EXERCISE INPUT -

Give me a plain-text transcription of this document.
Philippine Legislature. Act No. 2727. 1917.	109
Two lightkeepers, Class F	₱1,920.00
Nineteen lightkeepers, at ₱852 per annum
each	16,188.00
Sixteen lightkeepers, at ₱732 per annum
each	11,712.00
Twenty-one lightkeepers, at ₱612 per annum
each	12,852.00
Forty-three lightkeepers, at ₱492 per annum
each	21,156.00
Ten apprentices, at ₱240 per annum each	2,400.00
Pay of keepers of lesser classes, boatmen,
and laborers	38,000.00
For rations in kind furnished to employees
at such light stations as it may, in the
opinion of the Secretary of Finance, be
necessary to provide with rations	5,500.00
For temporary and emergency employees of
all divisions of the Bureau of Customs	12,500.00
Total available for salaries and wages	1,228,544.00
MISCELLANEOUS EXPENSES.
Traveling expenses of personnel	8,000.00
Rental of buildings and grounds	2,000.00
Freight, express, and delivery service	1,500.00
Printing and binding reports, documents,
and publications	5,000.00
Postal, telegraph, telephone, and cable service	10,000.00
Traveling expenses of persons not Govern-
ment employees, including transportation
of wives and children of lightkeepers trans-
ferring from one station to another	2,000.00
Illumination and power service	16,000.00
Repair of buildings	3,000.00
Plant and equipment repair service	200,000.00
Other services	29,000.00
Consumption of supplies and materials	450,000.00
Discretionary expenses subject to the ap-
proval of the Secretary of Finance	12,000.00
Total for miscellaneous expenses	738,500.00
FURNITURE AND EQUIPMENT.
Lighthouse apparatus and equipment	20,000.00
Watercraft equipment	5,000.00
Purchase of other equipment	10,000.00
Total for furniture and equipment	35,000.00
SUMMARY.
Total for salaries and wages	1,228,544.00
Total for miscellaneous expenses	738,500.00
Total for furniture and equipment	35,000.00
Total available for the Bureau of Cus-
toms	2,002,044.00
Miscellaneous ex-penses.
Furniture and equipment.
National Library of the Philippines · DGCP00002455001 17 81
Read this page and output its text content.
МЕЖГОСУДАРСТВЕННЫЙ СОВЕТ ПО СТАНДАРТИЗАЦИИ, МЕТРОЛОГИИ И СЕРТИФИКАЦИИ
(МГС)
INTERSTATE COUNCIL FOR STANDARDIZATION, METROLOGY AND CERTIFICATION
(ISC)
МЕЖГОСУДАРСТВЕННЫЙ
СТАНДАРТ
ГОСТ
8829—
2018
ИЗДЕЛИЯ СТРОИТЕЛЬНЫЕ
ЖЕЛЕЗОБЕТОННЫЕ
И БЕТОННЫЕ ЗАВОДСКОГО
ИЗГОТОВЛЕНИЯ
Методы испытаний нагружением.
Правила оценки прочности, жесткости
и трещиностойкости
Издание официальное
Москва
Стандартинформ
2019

CHALLENGE - Sift through the entries and copy every line with "lightkeepers".

WRITTEN ANSWER -
Two lightkeepers, Class F	₱1,920.00
Nineteen lightkeepers, at ₱852 per annum
Sixteen lightkeepers, at ₱732 per annum
Twenty-one lightkeepers, at ₱612 per annum
Forty-three lightkeepers, at ₱492 per annum
of wives and children of lightkeepers trans-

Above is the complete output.